Exercise requirements:
a – In the biography of James Pickands, who supervised his PhD at Columbia University, and in what year did he receive it?
b – Translate this sentence from the biography of James Pickands into Spanish: "He studied at Yale University, where he obtained his bachelor's degree."
c – Extend the biography of James Pickands past its final sentence.

Document extract:
= James Pickands =

American mathematical statistician (1931–2022)

James Pickands III (September 4, 1931 – March 9, 2022) was an American mathematical statistician known for his contribution to extreme value theory and stochastic processes.

Pickands was born in Euclid, Ohio to James Pickands II and Sarah Cornelia Martin. He studied at Yale University, where he obtained his bachelor's degree. He then moved to Columbia University, where he received his PhD under Simeon Berman in 1965. While at Columbia, Pickands also worked with Emil Gumbel, and developed interests in extreme value theory.

Pickands served in the US Army in Aberdeen, Maryland after graduating from Columbia university. He briefly taught at Virginia Tech as an assistant professor before joining the Wharton School at the University of Pennsylvania in 1969 as an associate professor, where he stayed for the rest of his career.

Rows:
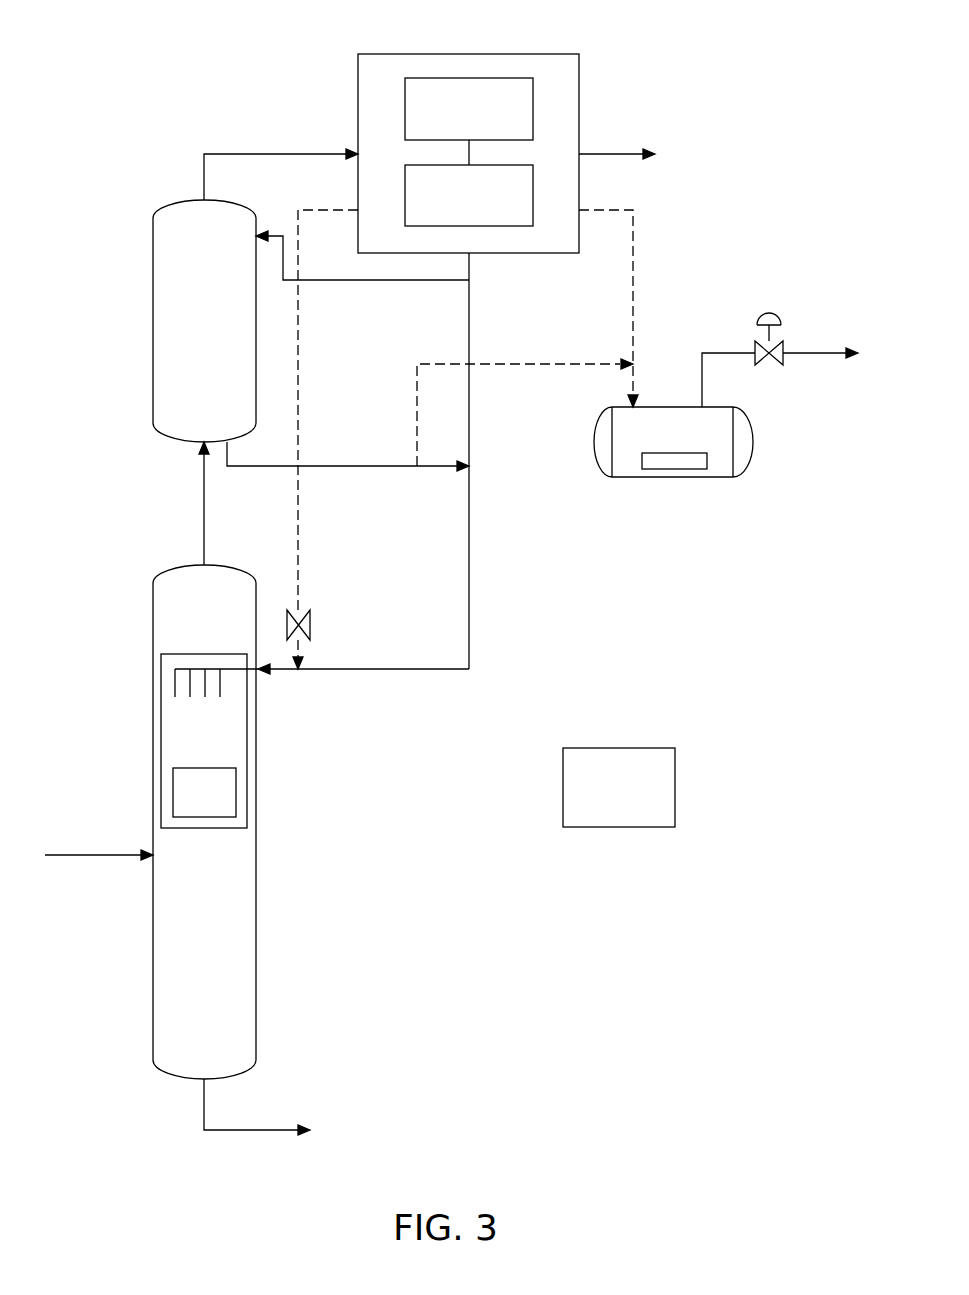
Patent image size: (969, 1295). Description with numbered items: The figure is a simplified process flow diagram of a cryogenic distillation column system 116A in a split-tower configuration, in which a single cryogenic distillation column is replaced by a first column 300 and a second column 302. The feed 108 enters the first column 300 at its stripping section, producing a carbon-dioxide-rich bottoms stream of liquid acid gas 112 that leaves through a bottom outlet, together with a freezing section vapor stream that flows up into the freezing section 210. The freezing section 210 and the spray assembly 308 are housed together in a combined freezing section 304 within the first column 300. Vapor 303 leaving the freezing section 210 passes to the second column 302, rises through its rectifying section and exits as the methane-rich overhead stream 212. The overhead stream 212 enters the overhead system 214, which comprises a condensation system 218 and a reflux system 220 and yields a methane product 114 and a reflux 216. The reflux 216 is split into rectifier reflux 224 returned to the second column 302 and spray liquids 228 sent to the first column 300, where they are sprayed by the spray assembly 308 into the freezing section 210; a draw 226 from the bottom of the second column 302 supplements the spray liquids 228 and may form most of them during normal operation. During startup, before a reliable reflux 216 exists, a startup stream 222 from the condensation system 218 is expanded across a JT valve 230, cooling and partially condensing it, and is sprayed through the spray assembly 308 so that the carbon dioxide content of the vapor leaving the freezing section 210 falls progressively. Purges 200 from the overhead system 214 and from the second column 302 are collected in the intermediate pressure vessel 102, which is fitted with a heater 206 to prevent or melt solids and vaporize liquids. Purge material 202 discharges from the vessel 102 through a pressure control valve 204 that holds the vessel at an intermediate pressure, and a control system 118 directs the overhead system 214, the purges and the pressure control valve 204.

The intermediate pressure vessel 102 is at (714, 477).
The feed 108 is at (108, 855).
The bottoms stream of liquid acid gas 112 is at (255, 1133).
The product 114 is at (610, 154).
The control system 118 is at (638, 797).
The cryogenic distillation column system 116A is at (478, 1201).
The purges 200 is at (635, 250).
The purge material 202 is at (815, 355).
The pressure control valve 204 is at (770, 313).
The heater 206 is at (668, 469).
The freezing section 210 is at (222, 792).
The overhead stream 212 is at (265, 153).
The overhead system 214 is at (412, 54).
The reflux 216 is at (470, 325).
The condensation system 218 is at (503, 78).
The reflux system 220 is at (512, 226).
The startup stream 222 is at (300, 358).
The rectifier reflux 224 is at (385, 282).
The draw 226 is at (383, 468).
The spray liquids 228 is at (378, 672).
The JT valve 230 is at (312, 628).
The first column 300 is at (153, 747).
The second column 302 is at (153, 275).
The vapor 303 is at (205, 498).
The combined freezing section 304 is at (213, 828).
The spray assembly 308 is at (183, 668).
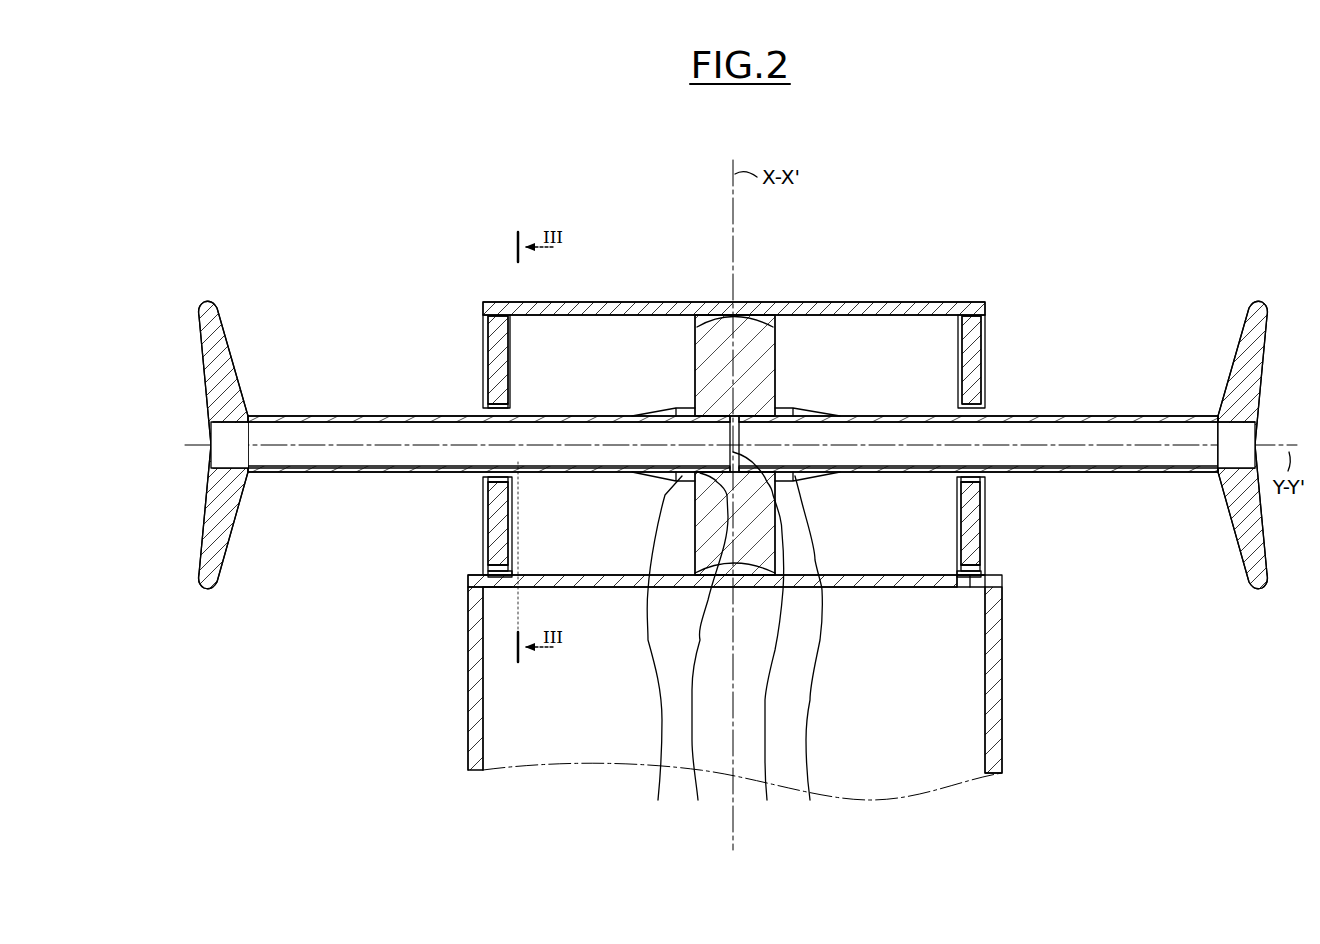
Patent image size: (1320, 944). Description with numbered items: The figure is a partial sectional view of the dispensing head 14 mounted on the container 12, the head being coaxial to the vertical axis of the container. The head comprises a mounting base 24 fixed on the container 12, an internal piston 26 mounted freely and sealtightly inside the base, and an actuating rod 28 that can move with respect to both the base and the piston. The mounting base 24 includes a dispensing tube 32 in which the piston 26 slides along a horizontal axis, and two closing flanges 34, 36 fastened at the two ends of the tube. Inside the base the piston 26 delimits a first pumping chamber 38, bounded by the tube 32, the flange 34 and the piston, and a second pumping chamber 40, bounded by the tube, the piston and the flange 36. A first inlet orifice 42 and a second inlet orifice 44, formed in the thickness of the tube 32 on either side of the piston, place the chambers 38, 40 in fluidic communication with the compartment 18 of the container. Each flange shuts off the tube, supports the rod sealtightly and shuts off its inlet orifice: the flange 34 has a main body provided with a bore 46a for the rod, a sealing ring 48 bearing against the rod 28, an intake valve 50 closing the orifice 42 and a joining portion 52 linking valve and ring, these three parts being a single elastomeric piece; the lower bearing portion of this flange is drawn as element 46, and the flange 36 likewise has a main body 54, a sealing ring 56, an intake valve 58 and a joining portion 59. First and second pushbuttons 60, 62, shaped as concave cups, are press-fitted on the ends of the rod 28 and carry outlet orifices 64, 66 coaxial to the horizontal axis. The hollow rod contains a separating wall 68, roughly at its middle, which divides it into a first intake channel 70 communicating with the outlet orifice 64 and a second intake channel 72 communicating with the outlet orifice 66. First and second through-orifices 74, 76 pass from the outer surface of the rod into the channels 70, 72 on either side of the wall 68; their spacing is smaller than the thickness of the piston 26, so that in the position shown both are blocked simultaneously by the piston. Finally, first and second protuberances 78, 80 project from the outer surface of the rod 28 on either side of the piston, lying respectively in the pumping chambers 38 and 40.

Task answers:
a – Simeon Berman supervised his PhD, which he received in 1965.

b – Estudió en la Universidad de Yale, donde obtuvo su licenciatura.

c –
Pickands had three doctoral students, including Bruce Cooil.

== Personal life ==
Pickands's great-grandfather James S. Pickands (1839–1896) is a cofounder of the American shipping company Pickands Mather Group.

== Bibliography ==
- Pickands Iii, James (1967). "Sample Sequences of Maxima"
- Pickands, James (1967). "Maxima of stationary Gaussian processes"
- Pickands Iii, James (1968). "Moment Convergence of Sample Extremes"
- Pickands, James (1969). "Upcrossing probabilities for stationary Gaussian processes"
- Pickands, James (1971). "The two-dimensional Poisson process and extremal processes"
- Pickands Iii, James (1975). "Statistical Inference Using Extreme Order Statistics"
- Pickands, James (1981). "Multivariate extreme value distribution." Proceedings 43th, Session of International Statistical Institution, 859–878.
- Pickands Iii, James (1986). "The Continuous and Differentiable Domains of Attraction of the Extreme Value Distributions"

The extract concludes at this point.